§ Aim
In the entries, find all lines that hold the word "大自然的启示教学反思" and copy them.

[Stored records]
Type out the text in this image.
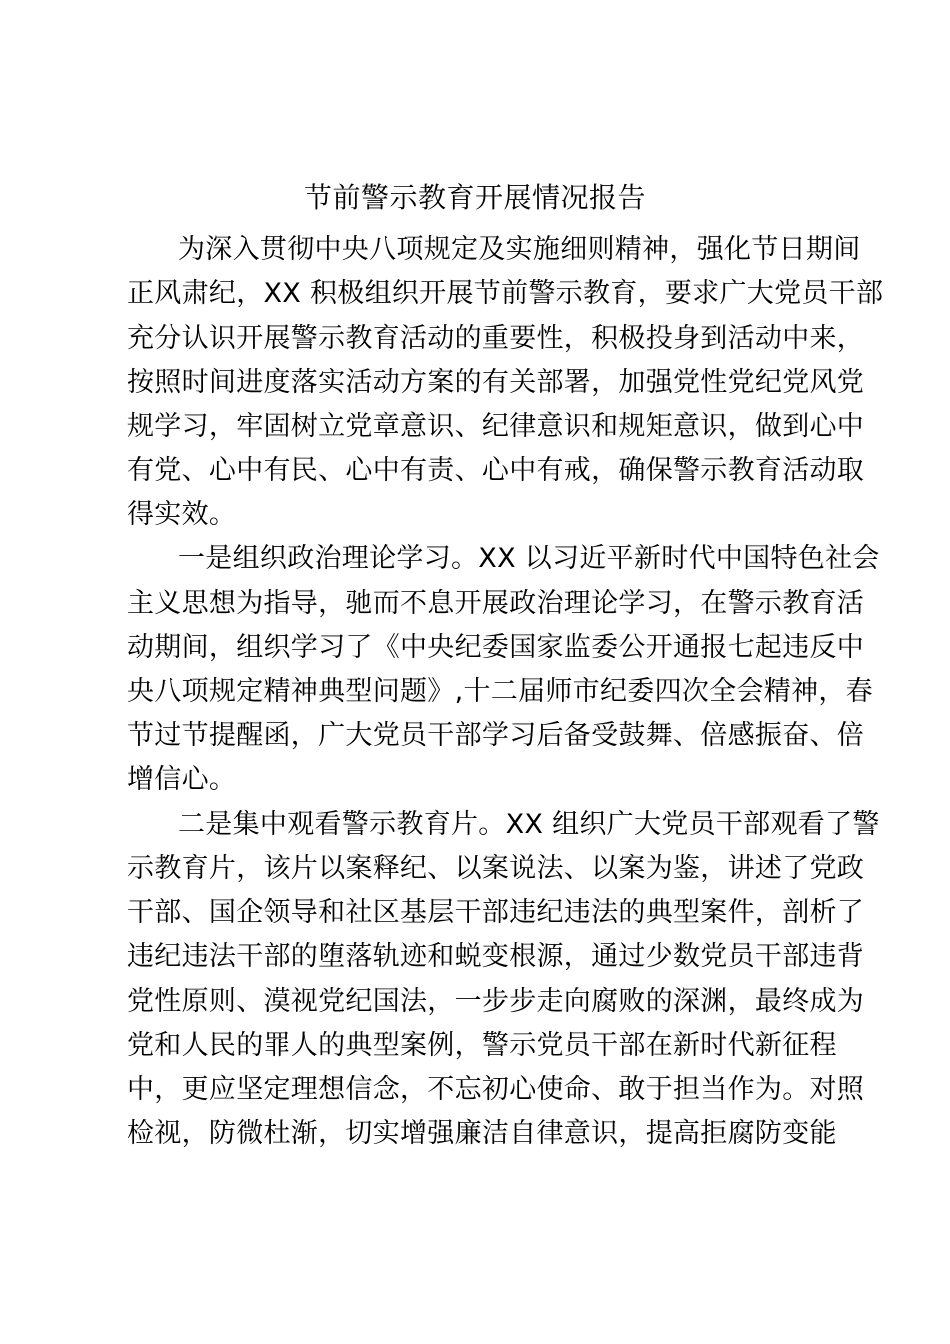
节前警示教育开展情况报告

为深入贯彻中央八项规定及实施细则精神，强化节日期间

正风肃纪，XX 积极组织开展节前警示教育，要求广大党员干部

充分认识开展警示教育活动的重要性，积极投身到活动中来，

按照时间进度落实活动方案的有关部署，加强党性党纪党风党

规学习，牢固树立党章意识、纪律意识和规矩意识，做到心中

有党、心中有民、心中有责、心中有戒，确保警示教育活动取

得实效。

一是组织政治理论学习。XX 以习近平新时代中国特色社会

主义思想为指导，驰而不息开展政治理论学习，在警示教育活

动期间，组织学习了《中央纪委国家监委公开通报七起违反中

央八项规定精神典型问题》,十二届师市纪委四次全会精神，春

节过节提醒函，广大党员干部学习后备受鼓舞、倍感振奋、倍

增信心。

二是集中观看警示教育片。XX 组织广大党员干部观看了警

示教育片，该片以案释纪、以案说法、以案为鉴，讲述了党政

干部、国企领导和社区基层干部违纪违法的典型案件，剖析了

违纪违法干部的堕落轨迹和蜕变根源，通过少数党员干部违背

党性原则、漠视党纪国法，一步步走向腐败的深渊，最终成为

党和人民的罪人的典型案例，警示党员干部在新时代新征程

中，更应坚定理想信念，不忘初心使命、敢于担当作为。对照

检视，防微杜渐，切实增强廉洁自律意识，提高拒腐防变能
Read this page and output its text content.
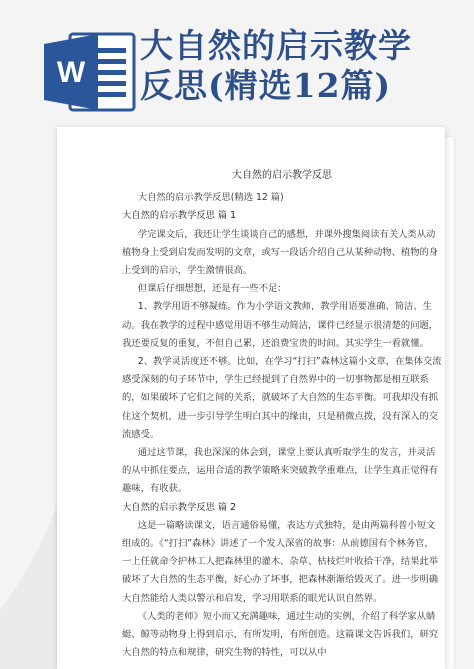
W
大自然的启示教学
反思(精选12篇)

大自然的启示教学反思

大自然的启示教学反思(精选 12 篇)

大自然的启示教学反思 篇 1

学完课文后，我还让学生谈谈自己的感想，并课外搜集阅读有关人类从动植物身上受到启发而发明的文章，或写一段话介绍自己从某种动物、植物的身上受到的启示，学生激情很高。

但课后仔细想想，还是有一些不足：

1、教学用语不够凝练。作为小学语文教师，教学用语要准确、简洁、生动。我在教学的过程中感觉用语不够生动简洁，课件已经显示很清楚的问题，我还要反复的重复，不但自己累，还浪费宝贵的时间。其实学生一看就懂。

2、教学灵活度还不够。比如，在学习“打扫”森林这篇小文章，在集体交流感受深刻的句子环节中，学生已经提到了自然界中的一切事物都是相互联系的，如果破坏了它们之间的关系，就破坏了大自然的生态平衡。可我却没有抓住这个契机，进一步引导学生明白其中的缘由，只是稍微点拨，没有深入的交流感受。

通过这节课，我也深深的体会到，课堂上要认真听取学生的发言，并灵活的从中抓住要点，运用合适的教学策略来突破教学重难点，让学生真正觉得有趣味，有收获。

大自然的启示教学反思 篇 2

这是一篇略读课文，语言通俗易懂，表达方式独特，是由两篇科普小短文组成的。《“打扫”森林》讲述了一个发人深省的故事：从前德国有个林务官，一上任就命令护林工人把森林里的灌木、杂草、枯枝烂叶收拾干净，结果此举破坏了大自然的生态平衡，好心办了坏事，把森林渐渐给毁灭了。进一步明确大自然能给人类以警示和启发，学习用联系的眼光认识自然界。

《人类的老师》短小而又充满趣味，通过生动的实例，介绍了科学家从蜻蜓、鲸等动物身上得到启示，有所发明，有所创造。这篇课文告诉我们，研究大自然的特点和规律，研究生物的特性，可以从中
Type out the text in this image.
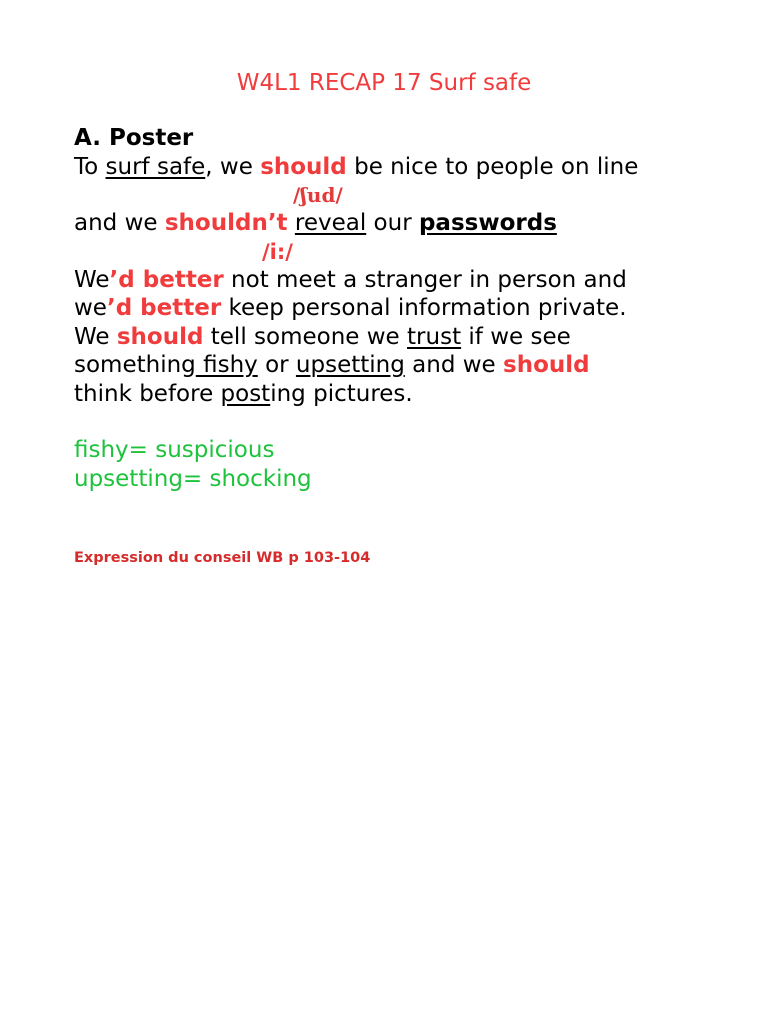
W4L1 RECAP 17 Surf safe
A. Poster
To surf safe, we should be nice to people on line
/ʃud/
and we shouldn’t reveal our passwords
/i:/
We’d better not meet a stranger in person and
we’d better keep personal information private.
We should tell someone we trust if we see
something fishy or upsetting and we should
think before posting pictures.
fishy= suspicious
upsetting= shocking
Expression du conseil WB p 103-104
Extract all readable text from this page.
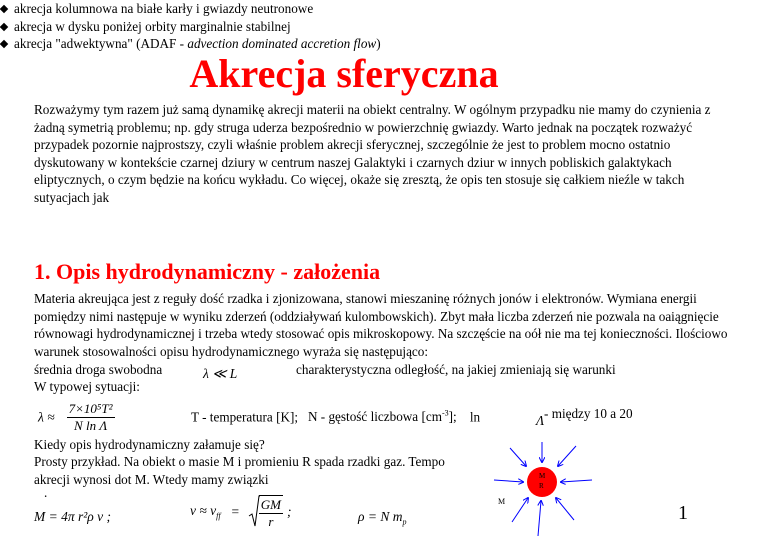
Akrecja sferyczna
Rozważymy tym razem już samą dynamikę akrecji materii na obiekt centralny. W ogólnym przypadku nie mamy do czynienia z żadną symetrią problemu; np. gdy struga uderza bezpośrednio w powierzchnię gwiazdy. Warto jednak na początek rozważyć przypadek pozornie najprostszy, czyli właśnie problem akrecji sferycznej, szczególnie że jest to problem mocno ostatnio dyskutowany w kontekście czarnej dziury w centrum naszej Galaktyki i czarnych dziur w innych pobliskich galaktykach eliptycznych, o czym będzie na końcu wykładu. Co więcej, okaże się zresztą, że opis ten stosuje się całkiem nieźle w takch sutyacjach jak
akrecja kolumnowa na białe karły i gwiazdy neutronowe
akrecja w dysku poniżej orbity marginalnie stabilnej
akrecja "adwektywna" (ADAF - advection dominated accretion flow)
1. Opis hydrodynamiczny - założenia
Materia akreująca jest z reguły dość rzadka i zjonizowana, stanowi mieszaninę różnych jonów i elektronów. Wymiana energii pomiędzy nimi następuje w wyniku zderzeń (oddziaływań kulombowskich). Zbyt mała liczba zderzeń nie pozwala na oaiągnięcie równowagi hydrodynamicznej i trzeba wtedy stosować opis mikroskopowy. Na szczęście na oół nie ma tej konieczności. Ilościowo warunek stosowalności opisu hydrodynamicznego wyraża się następująco:
średnia droga swobodna
W typowej sytuacji:
λ ≪ L	charakterystyczna odległość, na jakiej zmieniają się warunki
$\lambda \approx \frac{\text{7×10⁵T²}}{\text{N ln Λ}}$	T - temperatura [K]; N - gęstość liczbowa $[cm^{-3}]$; ln	Λ - między 10 a 20
Kiedy opis hydrodynamiczny załamuje się?
Prosty przykład. Na obiekt o masie M i promieniu R spada rzadki gaz. Tempo akrecji wynosi dot M. Wtedy mamy związki
.
M = 4π r²ρ v ;	$v \approx v_{ff} = \frac{GM}{r}$ ;	ρ = N $m_p$
M
R
M
1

§ The solution
大自然的启示教学反思
大自然的启示教学反思(精选 12 篇)
大自然的启示教学反思 篇 1
大自然的启示教学反思 篇 2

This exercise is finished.